DIRECTIONS FOR THIS TASK: Repeat the listing in full, preserving every character.

Records that describe figures:
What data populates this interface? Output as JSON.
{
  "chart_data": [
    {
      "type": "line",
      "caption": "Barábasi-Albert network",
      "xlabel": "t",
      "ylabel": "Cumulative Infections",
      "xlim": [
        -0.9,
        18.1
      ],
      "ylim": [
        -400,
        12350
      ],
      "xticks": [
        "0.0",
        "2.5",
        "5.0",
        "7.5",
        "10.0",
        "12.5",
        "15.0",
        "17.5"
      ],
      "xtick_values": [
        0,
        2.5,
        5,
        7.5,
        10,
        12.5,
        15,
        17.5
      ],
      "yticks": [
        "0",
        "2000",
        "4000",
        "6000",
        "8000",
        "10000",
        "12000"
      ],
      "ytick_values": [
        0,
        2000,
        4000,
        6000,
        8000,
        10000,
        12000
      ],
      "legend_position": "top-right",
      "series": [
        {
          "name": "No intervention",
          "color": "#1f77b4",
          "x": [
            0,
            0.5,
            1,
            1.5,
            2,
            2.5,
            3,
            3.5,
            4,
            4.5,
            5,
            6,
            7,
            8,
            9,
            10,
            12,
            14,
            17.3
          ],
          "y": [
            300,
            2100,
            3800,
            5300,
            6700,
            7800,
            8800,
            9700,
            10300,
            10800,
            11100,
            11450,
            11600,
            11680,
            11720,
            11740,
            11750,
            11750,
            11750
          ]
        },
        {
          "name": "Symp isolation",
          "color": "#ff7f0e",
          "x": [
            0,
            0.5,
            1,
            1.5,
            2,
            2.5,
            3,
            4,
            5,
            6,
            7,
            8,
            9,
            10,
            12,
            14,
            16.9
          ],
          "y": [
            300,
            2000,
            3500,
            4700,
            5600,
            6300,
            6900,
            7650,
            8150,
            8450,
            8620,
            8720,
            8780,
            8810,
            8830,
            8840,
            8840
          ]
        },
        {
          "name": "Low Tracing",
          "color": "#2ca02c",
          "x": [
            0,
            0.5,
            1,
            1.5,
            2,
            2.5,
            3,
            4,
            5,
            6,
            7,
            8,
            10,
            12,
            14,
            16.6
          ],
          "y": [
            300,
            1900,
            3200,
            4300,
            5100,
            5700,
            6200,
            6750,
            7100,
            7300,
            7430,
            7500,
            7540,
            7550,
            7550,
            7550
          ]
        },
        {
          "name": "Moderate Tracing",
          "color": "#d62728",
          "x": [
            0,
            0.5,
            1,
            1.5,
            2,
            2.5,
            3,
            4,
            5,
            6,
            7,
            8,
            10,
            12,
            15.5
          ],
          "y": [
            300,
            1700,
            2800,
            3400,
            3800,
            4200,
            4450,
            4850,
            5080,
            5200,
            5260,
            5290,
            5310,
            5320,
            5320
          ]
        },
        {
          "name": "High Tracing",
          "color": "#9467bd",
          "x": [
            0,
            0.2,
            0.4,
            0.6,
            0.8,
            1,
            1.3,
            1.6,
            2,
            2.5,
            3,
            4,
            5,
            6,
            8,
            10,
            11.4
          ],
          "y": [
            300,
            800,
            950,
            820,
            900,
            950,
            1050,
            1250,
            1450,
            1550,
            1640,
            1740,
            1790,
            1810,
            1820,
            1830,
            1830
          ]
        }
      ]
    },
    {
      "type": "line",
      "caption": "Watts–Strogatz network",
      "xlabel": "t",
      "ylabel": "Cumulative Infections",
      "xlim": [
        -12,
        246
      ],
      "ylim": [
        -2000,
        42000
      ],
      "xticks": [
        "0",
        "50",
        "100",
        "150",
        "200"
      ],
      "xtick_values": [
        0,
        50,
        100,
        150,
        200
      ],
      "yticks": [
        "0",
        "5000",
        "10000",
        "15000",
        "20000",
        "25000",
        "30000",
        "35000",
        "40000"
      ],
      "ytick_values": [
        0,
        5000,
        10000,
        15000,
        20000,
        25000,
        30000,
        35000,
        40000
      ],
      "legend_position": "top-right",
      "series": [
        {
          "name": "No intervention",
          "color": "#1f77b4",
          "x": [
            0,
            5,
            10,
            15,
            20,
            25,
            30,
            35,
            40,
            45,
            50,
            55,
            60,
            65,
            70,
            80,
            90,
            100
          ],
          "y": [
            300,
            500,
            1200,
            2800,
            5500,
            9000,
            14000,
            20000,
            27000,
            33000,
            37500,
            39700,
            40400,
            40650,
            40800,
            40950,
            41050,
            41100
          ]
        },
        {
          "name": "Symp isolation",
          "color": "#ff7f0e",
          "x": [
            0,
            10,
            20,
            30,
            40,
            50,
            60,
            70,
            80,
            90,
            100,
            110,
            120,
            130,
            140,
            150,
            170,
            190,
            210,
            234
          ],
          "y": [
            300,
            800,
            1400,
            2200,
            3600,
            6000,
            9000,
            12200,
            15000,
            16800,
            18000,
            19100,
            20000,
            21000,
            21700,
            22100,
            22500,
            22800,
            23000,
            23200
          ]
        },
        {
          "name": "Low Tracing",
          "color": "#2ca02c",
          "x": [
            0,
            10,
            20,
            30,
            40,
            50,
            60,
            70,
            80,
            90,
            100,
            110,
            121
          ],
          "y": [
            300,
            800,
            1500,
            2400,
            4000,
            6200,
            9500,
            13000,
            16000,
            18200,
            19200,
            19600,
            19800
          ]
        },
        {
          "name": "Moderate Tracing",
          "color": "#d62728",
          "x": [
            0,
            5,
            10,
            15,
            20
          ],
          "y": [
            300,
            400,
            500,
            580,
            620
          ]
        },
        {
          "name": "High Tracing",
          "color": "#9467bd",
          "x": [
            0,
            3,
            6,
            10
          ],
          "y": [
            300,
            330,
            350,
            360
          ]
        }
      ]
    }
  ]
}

ANSWER TO THIS EXERCISE:
What data populates this interface? Output as JSON.
{
  "chart_data": [
    {
      "type": "line",
      "caption": "Barábasi-Albert network",
      "xlabel": "t",
      "ylabel": "Cumulative Infections",
      "xlim": [
        -0.9,
        18.1
      ],
      "ylim": [
        -400,
        12350
      ],
      "xticks": [
        "0.0",
        "2.5",
        "5.0",
        "7.5",
        "10.0",
        "12.5",
        "15.0",
        "17.5"
      ],
      "xtick_values": [
        0,
        2.5,
        5,
        7.5,
        10,
        12.5,
        15,
        17.5
      ],
      "yticks": [
        "0",
        "2000",
        "4000",
        "6000",
        "8000",
        "10000",
        "12000"
      ],
      "ytick_values": [
        0,
        2000,
        4000,
        6000,
        8000,
        10000,
        12000
      ],
      "legend_position": "top-right",
      "series": [
        {
          "name": "No intervention",
          "color": "#1f77b4",
          "x": [
            0,
            0.5,
            1,
            1.5,
            2,
            2.5,
            3,
            3.5,
            4,
            4.5,
            5,
            6,
            7,
            8,
            9,
            10,
            12,
            14,
            17.3
          ],
          "y": [
            300,
            2100,
            3800,
            5300,
            6700,
            7800,
            8800,
            9700,
            10300,
            10800,
            11100,
            11450,
            11600,
            11680,
            11720,
            11740,
            11750,
            11750,
            11750
          ]
        },
        {
          "name": "Symp isolation",
          "color": "#ff7f0e",
          "x": [
            0,
            0.5,
            1,
            1.5,
            2,
            2.5,
            3,
            4,
            5,
            6,
            7,
            8,
            9,
            10,
            12,
            14,
            16.9
          ],
          "y": [
            300,
            2000,
            3500,
            4700,
            5600,
            6300,
            6900,
            7650,
            8150,
            8450,
            8620,
            8720,
            8780,
            8810,
            8830,
            8840,
            8840
          ]
        },
        {
          "name": "Low Tracing",
          "color": "#2ca02c",
          "x": [
            0,
            0.5,
            1,
            1.5,
            2,
            2.5,
            3,
            4,
            5,
            6,
            7,
            8,
            10,
            12,
            14,
            16.6
          ],
          "y": [
            300,
            1900,
            3200,
            4300,
            5100,
            5700,
            6200,
            6750,
            7100,
            7300,
            7430,
            7500,
            7540,
            7550,
            7550,
            7550
          ]
        },
        {
          "name": "Moderate Tracing",
          "color": "#d62728",
          "x": [
            0,
            0.5,
            1,
            1.5,
            2,
            2.5,
            3,
            4,
            5,
            6,
            7,
            8,
            10,
            12,
            15.5
          ],
          "y": [
            300,
            1700,
            2800,
            3400,
            3800,
            4200,
            4450,
            4850,
            5080,
            5200,
            5260,
            5290,
            5310,
            5320,
            5320
          ]
        },
        {
          "name": "High Tracing",
          "color": "#9467bd",
          "x": [
            0,
            0.2,
            0.4,
            0.6,
            0.8,
            1,
            1.3,
            1.6,
            2,
            2.5,
            3,
            4,
            5,
            6,
            8,
            10,
            11.4
          ],
          "y": [
            300,
            800,
            950,
            820,
            900,
            950,
            1050,
            1250,
            1450,
            1550,
            1640,
            1740,
            1790,
            1810,
            1820,
            1830,
            1830
          ]
        }
      ]
    },
    {
      "type": "line",
      "caption": "Watts–Strogatz network",
      "xlabel": "t",
      "ylabel": "Cumulative Infections",
      "xlim": [
        -12,
        246
      ],
      "ylim": [
        -2000,
        42000
      ],
      "xticks": [
        "0",
        "50",
        "100",
        "150",
        "200"
      ],
      "xtick_values": [
        0,
        50,
        100,
        150,
        200
      ],
      "yticks": [
        "0",
        "5000",
        "10000",
        "15000",
        "20000",
        "25000",
        "30000",
        "35000",
        "40000"
      ],
      "ytick_values": [
        0,
        5000,
        10000,
        15000,
        20000,
        25000,
        30000,
        35000,
        40000
      ],
      "legend_position": "top-right",
      "series": [
        {
          "name": "No intervention",
          "color": "#1f77b4",
          "x": [
            0,
            5,
            10,
            15,
            20,
            25,
            30,
            35,
            40,
            45,
            50,
            55,
            60,
            65,
            70,
            80,
            90,
            100
          ],
          "y": [
            300,
            500,
            1200,
            2800,
            5500,
            9000,
            14000,
            20000,
            27000,
            33000,
            37500,
            39700,
            40400,
            40650,
            40800,
            40950,
            41050,
            41100
          ]
        },
        {
          "name": "Symp isolation",
          "color": "#ff7f0e",
          "x": [
            0,
            10,
            20,
            30,
            40,
            50,
            60,
            70,
            80,
            90,
            100,
            110,
            120,
            130,
            140,
            150,
            170,
            190,
            210,
            234
          ],
          "y": [
            300,
            800,
            1400,
            2200,
            3600,
            6000,
            9000,
            12200,
            15000,
            16800,
            18000,
            19100,
            20000,
            21000,
            21700,
            22100,
            22500,
            22800,
            23000,
            23200
          ]
        },
        {
          "name": "Low Tracing",
          "color": "#2ca02c",
          "x": [
            0,
            10,
            20,
            30,
            40,
            50,
            60,
            70,
            80,
            90,
            100,
            110,
            121
          ],
          "y": [
            300,
            800,
            1500,
            2400,
            4000,
            6200,
            9500,
            13000,
            16000,
            18200,
            19200,
            19600,
            19800
          ]
        },
        {
          "name": "Moderate Tracing",
          "color": "#d62728",
          "x": [
            0,
            5,
            10,
            15,
            20
          ],
          "y": [
            300,
            400,
            500,
            580,
            620
          ]
        },
        {
          "name": "High Tracing",
          "color": "#9467bd",
          "x": [
            0,
            3,
            6,
            10
          ],
          "y": [
            300,
            330,
            350,
            360
          ]
        }
      ]
    }
  ]
}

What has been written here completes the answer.